• [THE PROBLEM]:
Collect the lines of the entries where "stand" shows up.

[Begin]

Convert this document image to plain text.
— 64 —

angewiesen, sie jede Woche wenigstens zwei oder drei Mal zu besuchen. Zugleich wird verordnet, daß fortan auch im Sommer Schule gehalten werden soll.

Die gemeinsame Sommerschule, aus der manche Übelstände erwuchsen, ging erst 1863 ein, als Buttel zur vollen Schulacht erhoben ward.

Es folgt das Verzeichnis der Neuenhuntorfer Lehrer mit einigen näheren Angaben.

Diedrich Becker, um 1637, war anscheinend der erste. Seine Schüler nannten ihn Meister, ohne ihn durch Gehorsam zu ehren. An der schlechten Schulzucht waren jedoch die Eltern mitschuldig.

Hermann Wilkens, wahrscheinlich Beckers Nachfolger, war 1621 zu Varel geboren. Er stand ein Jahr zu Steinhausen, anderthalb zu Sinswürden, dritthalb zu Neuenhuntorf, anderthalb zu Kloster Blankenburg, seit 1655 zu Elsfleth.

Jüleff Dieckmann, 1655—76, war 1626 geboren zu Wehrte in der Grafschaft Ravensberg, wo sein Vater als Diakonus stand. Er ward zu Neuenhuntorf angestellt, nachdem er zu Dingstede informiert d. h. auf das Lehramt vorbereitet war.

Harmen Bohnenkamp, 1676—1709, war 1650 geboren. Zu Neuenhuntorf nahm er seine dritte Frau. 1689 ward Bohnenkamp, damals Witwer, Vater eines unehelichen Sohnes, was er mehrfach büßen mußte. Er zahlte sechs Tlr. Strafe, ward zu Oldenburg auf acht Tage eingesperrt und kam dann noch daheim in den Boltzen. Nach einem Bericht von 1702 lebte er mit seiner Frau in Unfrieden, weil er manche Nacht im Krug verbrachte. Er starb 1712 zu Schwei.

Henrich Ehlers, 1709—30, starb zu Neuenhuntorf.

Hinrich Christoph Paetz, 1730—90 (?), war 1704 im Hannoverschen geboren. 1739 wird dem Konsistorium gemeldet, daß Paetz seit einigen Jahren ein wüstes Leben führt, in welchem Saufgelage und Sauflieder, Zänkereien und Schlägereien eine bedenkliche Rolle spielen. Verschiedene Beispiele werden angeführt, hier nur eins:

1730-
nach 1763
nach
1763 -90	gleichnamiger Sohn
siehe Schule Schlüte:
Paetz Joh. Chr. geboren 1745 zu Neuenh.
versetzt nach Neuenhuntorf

[End]

• [WRITTEN REPLY]:
Hermann Wilkens, wahrscheinlich Beckers Nachfolger, war 1621 zu Varel geboren. Er stand ein Jahr zu Steinhausen, anderthalb zu Sinswürden, dritthalb zu Neuenhuntorf, anderthalb zu Kloster Blankenburg, seit 1655 zu Elsfleth.
Jüleff Dieckmann, 1655—76, war 1626 geboren zu Wehrte in der Grafschaft Ravensberg, wo sein Vater als Diakonus stand. Er ward zu Neuenhuntorf angestellt, nachdem er zu Dingstede informiert d. h. auf das Lehramt vorbereitet war.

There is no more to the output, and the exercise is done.